### MATERIAL FOR THIS TASK
┄┄┄┄┄┄

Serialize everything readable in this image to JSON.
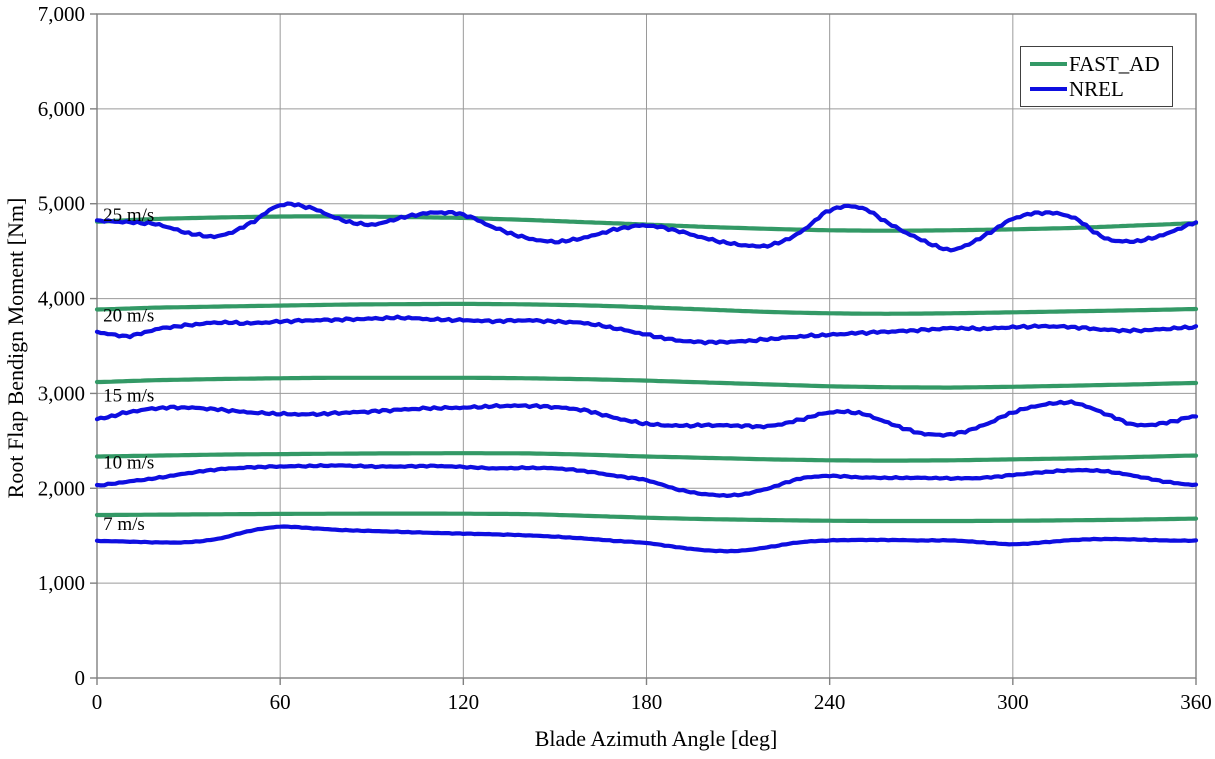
{
  "chart_data": {
    "type": "line",
    "title": "",
    "xlabel": "Blade Azimuth Angle [deg]",
    "ylabel": "Root Flap Bendign Moment [Nm]",
    "xlim": [
      0,
      360
    ],
    "ylim": [
      0,
      7000
    ],
    "xticks": [
      0,
      60,
      120,
      180,
      240,
      300,
      360
    ],
    "yticks": [
      0,
      1000,
      2000,
      3000,
      4000,
      5000,
      6000,
      7000
    ],
    "ytick_labels": [
      "0",
      "1,000",
      "2,000",
      "3,000",
      "4,000",
      "5,000",
      "6,000",
      "7,000"
    ],
    "grid": true,
    "grid_color": "#9a9a9a",
    "axis_color": "#808080",
    "legend": {
      "position": "top-right",
      "entries": [
        {
          "label": "FAST_AD",
          "color": "#339966"
        },
        {
          "label": "NREL",
          "color": "#0e0ee0"
        }
      ]
    },
    "x_step": 10,
    "x": [
      0,
      10,
      20,
      30,
      40,
      50,
      60,
      70,
      80,
      90,
      100,
      110,
      120,
      130,
      140,
      150,
      160,
      170,
      180,
      190,
      200,
      210,
      220,
      230,
      240,
      250,
      260,
      270,
      280,
      290,
      300,
      310,
      320,
      330,
      340,
      350,
      360
    ],
    "annotations": [
      {
        "text": "25 m/s",
        "x": 2,
        "y": 4890
      },
      {
        "text": "20 m/s",
        "x": 2,
        "y": 3830
      },
      {
        "text": "15 m/s",
        "x": 2,
        "y": 2990
      },
      {
        "text": "10 m/s",
        "x": 2,
        "y": 2280
      },
      {
        "text": "7 m/s",
        "x": 2,
        "y": 1635
      }
    ],
    "series": [
      {
        "name": "FAST_AD 25 m/s",
        "legend": "FAST_AD",
        "wind_speed": "25 m/s",
        "color": "#339966",
        "noise": 0,
        "values": [
          4810,
          4826,
          4840,
          4848,
          4855,
          4860,
          4865,
          4866,
          4865,
          4863,
          4860,
          4855,
          4850,
          4840,
          4830,
          4818,
          4805,
          4793,
          4780,
          4768,
          4755,
          4745,
          4735,
          4727,
          4720,
          4717,
          4715,
          4717,
          4720,
          4725,
          4730,
          4737,
          4745,
          4757,
          4770,
          4782,
          4795
        ]
      },
      {
        "name": "NREL 25 m/s",
        "legend": "NREL",
        "wind_speed": "25 m/s",
        "color": "#0e0ee0",
        "noise": 15,
        "values": [
          4820,
          4805,
          4780,
          4690,
          4660,
          4790,
          4985,
          4955,
          4830,
          4780,
          4855,
          4905,
          4885,
          4750,
          4645,
          4600,
          4645,
          4730,
          4770,
          4715,
          4630,
          4570,
          4560,
          4690,
          4930,
          4960,
          4780,
          4620,
          4515,
          4650,
          4840,
          4905,
          4850,
          4640,
          4605,
          4680,
          4800
        ]
      },
      {
        "name": "FAST_AD 20 m/s",
        "legend": "FAST_AD",
        "wind_speed": "20 m/s",
        "color": "#339966",
        "noise": 0,
        "values": [
          3885,
          3895,
          3905,
          3910,
          3916,
          3921,
          3926,
          3931,
          3936,
          3939,
          3941,
          3943,
          3944,
          3942,
          3939,
          3934,
          3928,
          3919,
          3908,
          3896,
          3884,
          3871,
          3859,
          3851,
          3845,
          3841,
          3840,
          3842,
          3845,
          3850,
          3855,
          3860,
          3866,
          3871,
          3877,
          3883,
          3890
        ]
      },
      {
        "name": "NREL 20 m/s",
        "legend": "NREL",
        "wind_speed": "20 m/s",
        "color": "#0e0ee0",
        "noise": 14,
        "values": [
          3645,
          3605,
          3680,
          3720,
          3748,
          3740,
          3758,
          3770,
          3778,
          3788,
          3798,
          3780,
          3772,
          3762,
          3770,
          3758,
          3740,
          3685,
          3620,
          3560,
          3540,
          3548,
          3572,
          3600,
          3618,
          3638,
          3652,
          3668,
          3688,
          3682,
          3698,
          3708,
          3698,
          3672,
          3662,
          3680,
          3700
        ]
      },
      {
        "name": "FAST_AD 15 m/s",
        "legend": "FAST_AD",
        "wind_speed": "15 m/s",
        "color": "#339966",
        "noise": 0,
        "values": [
          3120,
          3130,
          3140,
          3146,
          3152,
          3156,
          3160,
          3163,
          3165,
          3165,
          3165,
          3165,
          3165,
          3163,
          3160,
          3155,
          3150,
          3143,
          3135,
          3125,
          3115,
          3105,
          3095,
          3085,
          3075,
          3070,
          3065,
          3063,
          3062,
          3066,
          3070,
          3076,
          3082,
          3089,
          3095,
          3103,
          3110
        ]
      },
      {
        "name": "NREL 15 m/s",
        "legend": "NREL",
        "wind_speed": "15 m/s",
        "color": "#0e0ee0",
        "noise": 14,
        "values": [
          2730,
          2800,
          2845,
          2850,
          2830,
          2800,
          2785,
          2780,
          2795,
          2810,
          2830,
          2845,
          2850,
          2865,
          2870,
          2855,
          2820,
          2740,
          2680,
          2660,
          2665,
          2660,
          2655,
          2720,
          2800,
          2790,
          2680,
          2580,
          2570,
          2660,
          2800,
          2880,
          2900,
          2790,
          2670,
          2690,
          2760
        ]
      },
      {
        "name": "FAST_AD 10 m/s",
        "legend": "FAST_AD",
        "wind_speed": "10 m/s",
        "color": "#339966",
        "noise": 0,
        "values": [
          2335,
          2340,
          2345,
          2350,
          2355,
          2358,
          2360,
          2363,
          2365,
          2367,
          2368,
          2369,
          2370,
          2369,
          2368,
          2362,
          2355,
          2345,
          2335,
          2328,
          2320,
          2313,
          2305,
          2300,
          2295,
          2293,
          2292,
          2293,
          2295,
          2300,
          2305,
          2310,
          2315,
          2323,
          2330,
          2338,
          2345
        ]
      },
      {
        "name": "NREL 10 m/s",
        "legend": "NREL",
        "wind_speed": "10 m/s",
        "color": "#0e0ee0",
        "noise": 8,
        "values": [
          2030,
          2070,
          2110,
          2160,
          2200,
          2220,
          2230,
          2235,
          2240,
          2230,
          2230,
          2235,
          2225,
          2210,
          2215,
          2210,
          2180,
          2130,
          2085,
          1990,
          1935,
          1930,
          2000,
          2100,
          2130,
          2115,
          2110,
          2110,
          2105,
          2110,
          2140,
          2170,
          2190,
          2180,
          2130,
          2070,
          2035
        ]
      },
      {
        "name": "FAST_AD 7 m/s",
        "legend": "FAST_AD",
        "wind_speed": "7 m/s",
        "color": "#339966",
        "noise": 0,
        "values": [
          1718,
          1720,
          1722,
          1724,
          1726,
          1728,
          1730,
          1731,
          1732,
          1733,
          1733,
          1733,
          1732,
          1730,
          1728,
          1720,
          1710,
          1700,
          1690,
          1682,
          1675,
          1670,
          1665,
          1661,
          1658,
          1656,
          1655,
          1655,
          1655,
          1656,
          1658,
          1660,
          1663,
          1666,
          1670,
          1675,
          1680
        ]
      },
      {
        "name": "NREL 7 m/s",
        "legend": "NREL",
        "wind_speed": "7 m/s",
        "color": "#0e0ee0",
        "noise": 4,
        "values": [
          1445,
          1438,
          1430,
          1432,
          1470,
          1550,
          1595,
          1580,
          1560,
          1550,
          1540,
          1530,
          1522,
          1515,
          1505,
          1490,
          1470,
          1445,
          1423,
          1380,
          1345,
          1340,
          1380,
          1430,
          1450,
          1455,
          1455,
          1450,
          1450,
          1430,
          1410,
          1430,
          1455,
          1465,
          1460,
          1450,
          1448
        ]
      }
    ]
  }
}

┄┄┄┄┄┄

### WORK INSTRUCTIONS
Isolate the lines above that contain the word "text" and copy them.

### CORRECT RESPONSE
        "text": "25 m/s",
        "text": "20 m/s",
        "text": "15 m/s",
        "text": "10 m/s",
        "text": "7 m/s",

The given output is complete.